## TASK REQUIREMENTS
Copy out all the lines in the records that include the word "мониторинга".

================

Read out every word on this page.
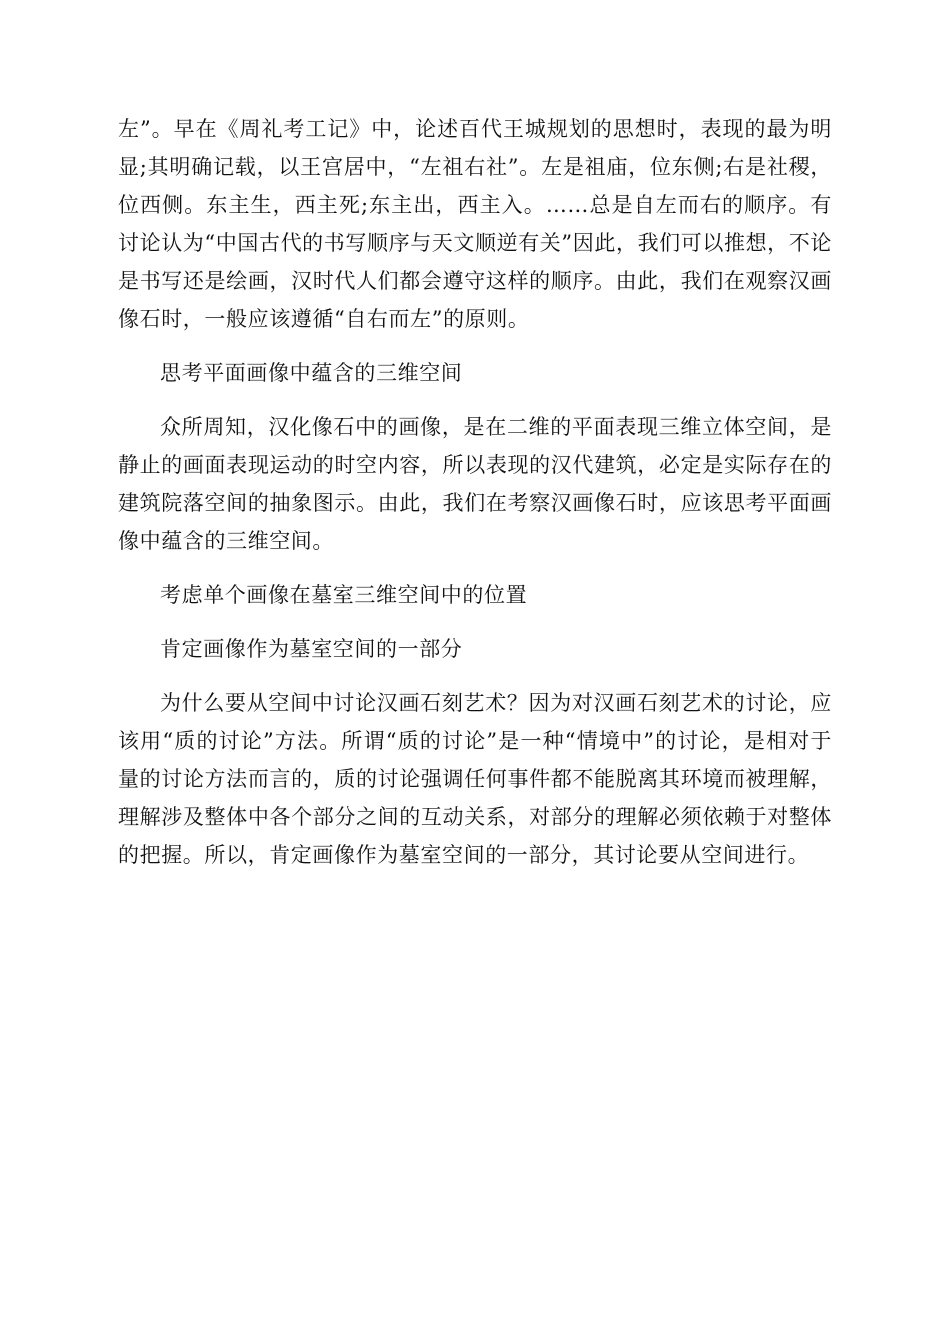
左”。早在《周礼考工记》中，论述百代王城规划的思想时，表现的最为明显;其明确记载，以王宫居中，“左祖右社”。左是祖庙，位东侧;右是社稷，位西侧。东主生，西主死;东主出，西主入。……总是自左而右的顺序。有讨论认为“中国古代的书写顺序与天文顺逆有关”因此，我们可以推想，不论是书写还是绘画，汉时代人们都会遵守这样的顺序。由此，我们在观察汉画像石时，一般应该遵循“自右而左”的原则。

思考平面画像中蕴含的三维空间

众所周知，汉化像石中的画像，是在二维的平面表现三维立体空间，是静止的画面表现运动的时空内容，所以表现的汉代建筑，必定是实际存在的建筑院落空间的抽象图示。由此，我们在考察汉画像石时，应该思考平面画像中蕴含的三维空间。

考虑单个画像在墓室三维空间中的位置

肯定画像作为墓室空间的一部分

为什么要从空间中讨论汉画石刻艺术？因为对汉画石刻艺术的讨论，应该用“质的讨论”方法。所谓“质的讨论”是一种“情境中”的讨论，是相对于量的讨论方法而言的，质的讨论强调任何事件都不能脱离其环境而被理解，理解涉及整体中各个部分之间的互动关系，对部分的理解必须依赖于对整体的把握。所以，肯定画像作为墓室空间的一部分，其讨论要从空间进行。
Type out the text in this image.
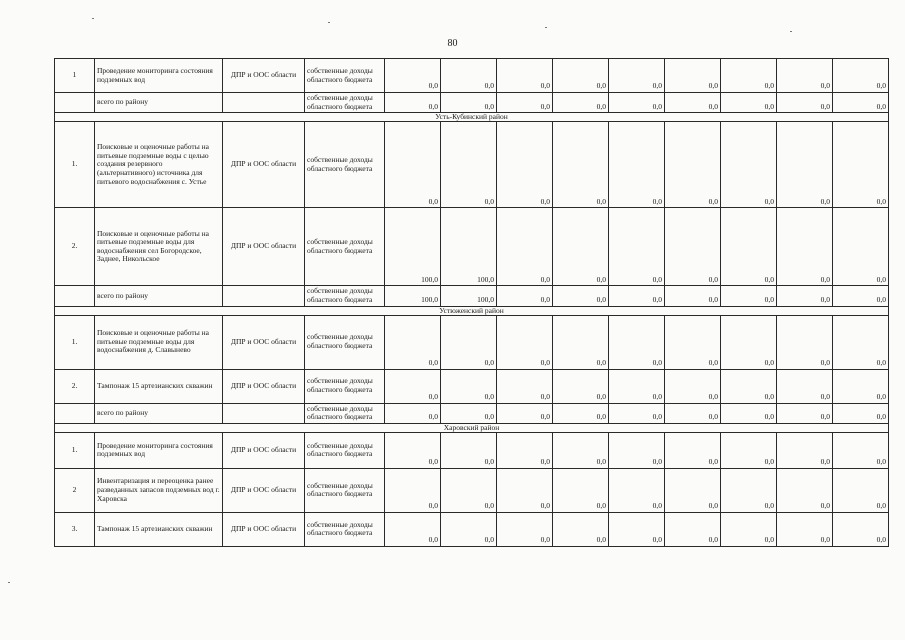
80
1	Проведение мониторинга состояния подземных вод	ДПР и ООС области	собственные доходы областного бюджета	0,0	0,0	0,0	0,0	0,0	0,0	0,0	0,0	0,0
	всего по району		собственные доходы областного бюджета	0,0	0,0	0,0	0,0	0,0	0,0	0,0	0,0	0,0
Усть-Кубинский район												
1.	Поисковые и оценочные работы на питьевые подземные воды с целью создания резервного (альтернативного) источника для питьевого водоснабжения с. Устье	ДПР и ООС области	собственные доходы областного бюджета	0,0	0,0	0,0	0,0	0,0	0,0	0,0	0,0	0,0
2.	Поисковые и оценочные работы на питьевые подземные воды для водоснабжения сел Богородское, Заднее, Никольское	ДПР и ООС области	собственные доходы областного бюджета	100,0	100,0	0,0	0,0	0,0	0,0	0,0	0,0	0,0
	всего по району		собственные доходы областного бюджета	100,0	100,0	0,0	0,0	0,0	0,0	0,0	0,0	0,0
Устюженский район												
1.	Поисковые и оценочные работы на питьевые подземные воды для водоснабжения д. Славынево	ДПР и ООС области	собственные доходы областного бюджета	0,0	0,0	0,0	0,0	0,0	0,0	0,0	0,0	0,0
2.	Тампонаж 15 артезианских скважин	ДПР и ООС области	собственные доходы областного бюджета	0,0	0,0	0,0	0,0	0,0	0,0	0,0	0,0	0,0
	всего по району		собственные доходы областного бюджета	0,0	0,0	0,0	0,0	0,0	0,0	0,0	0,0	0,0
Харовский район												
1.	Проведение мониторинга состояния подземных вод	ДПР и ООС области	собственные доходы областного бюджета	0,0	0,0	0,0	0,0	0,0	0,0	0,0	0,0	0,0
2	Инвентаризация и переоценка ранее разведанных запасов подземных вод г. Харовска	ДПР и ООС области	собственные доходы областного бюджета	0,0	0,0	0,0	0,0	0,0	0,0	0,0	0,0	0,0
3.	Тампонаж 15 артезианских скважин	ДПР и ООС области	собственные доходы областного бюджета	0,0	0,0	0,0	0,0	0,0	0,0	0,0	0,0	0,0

================

## TASK SOLUTION
1	Проведение мониторинга состояния подземных вод	ДПР и ООС области	собственные доходы областного бюджета	0,0	0,0	0,0	0,0	0,0	0,0	0,0	0,0	0,0
1.	Проведение мониторинга состояния подземных вод	ДПР и ООС области	собственные доходы областного бюджета	0,0	0,0	0,0	0,0	0,0	0,0	0,0	0,0	0,0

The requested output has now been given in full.